**Task:** Take the entries below and print all of them exactly, please.

**Input records:**
---

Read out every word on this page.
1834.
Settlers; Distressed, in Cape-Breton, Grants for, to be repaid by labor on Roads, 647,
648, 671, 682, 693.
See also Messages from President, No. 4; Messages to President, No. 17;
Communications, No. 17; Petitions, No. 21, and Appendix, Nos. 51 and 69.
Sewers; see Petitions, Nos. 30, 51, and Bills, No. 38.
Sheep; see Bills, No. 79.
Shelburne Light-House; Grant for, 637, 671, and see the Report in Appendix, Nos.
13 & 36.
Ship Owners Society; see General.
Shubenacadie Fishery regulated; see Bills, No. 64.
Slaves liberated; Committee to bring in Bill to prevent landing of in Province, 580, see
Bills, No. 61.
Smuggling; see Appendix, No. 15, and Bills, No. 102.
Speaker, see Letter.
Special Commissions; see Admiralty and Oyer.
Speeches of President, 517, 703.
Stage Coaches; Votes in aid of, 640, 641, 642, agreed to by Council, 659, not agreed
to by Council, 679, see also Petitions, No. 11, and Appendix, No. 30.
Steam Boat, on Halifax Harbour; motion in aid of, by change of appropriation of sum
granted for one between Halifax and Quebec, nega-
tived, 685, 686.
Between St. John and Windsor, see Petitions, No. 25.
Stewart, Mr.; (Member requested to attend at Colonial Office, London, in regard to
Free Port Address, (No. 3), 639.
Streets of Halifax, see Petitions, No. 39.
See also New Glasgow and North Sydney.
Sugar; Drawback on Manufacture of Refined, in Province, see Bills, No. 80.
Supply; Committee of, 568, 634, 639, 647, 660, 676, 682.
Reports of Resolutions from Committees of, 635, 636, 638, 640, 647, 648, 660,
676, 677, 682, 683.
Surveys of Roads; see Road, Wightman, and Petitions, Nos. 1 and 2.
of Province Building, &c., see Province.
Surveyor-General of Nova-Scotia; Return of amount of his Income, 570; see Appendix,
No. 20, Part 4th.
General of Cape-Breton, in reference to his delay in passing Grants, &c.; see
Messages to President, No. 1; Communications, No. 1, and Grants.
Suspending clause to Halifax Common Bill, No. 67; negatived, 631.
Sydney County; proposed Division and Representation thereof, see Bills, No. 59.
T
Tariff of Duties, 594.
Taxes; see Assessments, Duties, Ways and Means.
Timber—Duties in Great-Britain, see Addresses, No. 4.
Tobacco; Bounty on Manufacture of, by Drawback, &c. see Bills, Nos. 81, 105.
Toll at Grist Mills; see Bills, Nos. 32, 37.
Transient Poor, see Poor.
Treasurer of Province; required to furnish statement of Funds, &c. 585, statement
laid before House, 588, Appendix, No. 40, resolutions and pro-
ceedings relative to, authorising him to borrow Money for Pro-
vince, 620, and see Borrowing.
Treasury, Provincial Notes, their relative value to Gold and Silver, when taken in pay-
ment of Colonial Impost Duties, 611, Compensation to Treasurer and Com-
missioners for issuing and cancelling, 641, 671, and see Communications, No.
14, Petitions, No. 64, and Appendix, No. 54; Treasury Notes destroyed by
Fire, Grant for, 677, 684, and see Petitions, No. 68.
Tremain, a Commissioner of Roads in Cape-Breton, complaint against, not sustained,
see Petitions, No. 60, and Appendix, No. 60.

---

**Result for this task:**
Read out every word on this page.
1834.
Settlers; Distressed, in Cape-Breton, Grants for, to be repaid by labor on Roads, 647,
648, 671, 682, 693.
See also Messages from President, No. 4; Messages to President, No. 17;
Communications, No. 17; Petitions, No. 21, and Appendix, Nos. 51 and 69.
Sewers; see Petitions, Nos. 30, 51, and Bills, No. 38.
Sheep; see Bills, No. 79.
Shelburne Light-House; Grant for, 637, 671, and see the Report in Appendix, Nos.
13 & 36.
Ship Owners Society; see General.
Shubenacadie Fishery regulated; see Bills, No. 64.
Slaves liberated; Committee to bring in Bill to prevent landing of in Province, 580, see
Bills, No. 61.
Smuggling; see Appendix, No. 15, and Bills, No. 102.
Speaker, see Letter.
Special Commissions; see Admiralty and Oyer.
Speeches of President, 517, 703.
Stage Coaches; Votes in aid of, 640, 641, 642, agreed to by Council, 659, not agreed
to by Council, 679, see also Petitions, No. 11, and Appendix, No. 30.
Steam Boat, on Halifax Harbour; motion in aid of, by change of appropriation of sum
granted for one between Halifax and Quebec, nega-
tived, 685, 686.
Between St. John and Windsor, see Petitions, No. 25.
Stewart, Mr.; (Member requested to attend at Colonial Office, London, in regard to
Free Port Address, (No. 3), 639.
Streets of Halifax, see Petitions, No. 39.
See also New Glasgow and North Sydney.
Sugar; Drawback on Manufacture of Refined, in Province, see Bills, No. 80.
Supply; Committee of, 568, 634, 639, 647, 660, 676, 682.
Reports of Resolutions from Committees of, 635, 636, 638, 640, 647, 648, 660,
676, 677, 682, 683.
Surveys of Roads; see Road, Wightman, and Petitions, Nos. 1 and 2.
of Province Building, &c., see Province.
Surveyor-General of Nova-Scotia; Return of amount of his Income, 570; see Appendix,
No. 20, Part 4th.
General of Cape-Breton, in reference to his delay in passing Grants, &c.; see
Messages to President, No. 1; Communications, No. 1, and Grants.
Suspending clause to Halifax Common Bill, No. 67; negatived, 631.
Sydney County; proposed Division and Representation thereof, see Bills, No. 59.
T
Tariff of Duties, 594.
Taxes; see Assessments, Duties, Ways and Means.
Timber—Duties in Great-Britain, see Addresses, No. 4.
Tobacco; Bounty on Manufacture of, by Drawback, &c. see Bills, Nos. 81, 105.
Toll at Grist Mills; see Bills, Nos. 32, 37.
Transient Poor, see Poor.
Treasurer of Province; required to furnish statement of Funds, &c. 585, statement
laid before House, 588, Appendix, No. 40, resolutions and pro-
ceedings relative to, authorising him to borrow Money for Pro-
vince, 620, and see Borrowing.
Treasury, Provincial Notes, their relative value to Gold and Silver, when taken in pay-
ment of Colonial Impost Duties, 611, Compensation to Treasurer and Com-
missioners for issuing and cancelling, 641, 671, and see Communications, No.
14, Petitions, No. 64, and Appendix, No. 54; Treasury Notes destroyed by
Fire, Grant for, 677, 684, and see Petitions, No. 68.
Tremain, a Commissioner of Roads in Cape-Breton, complaint against, not sustained,
see Petitions, No. 60, and Appendix, No. 60.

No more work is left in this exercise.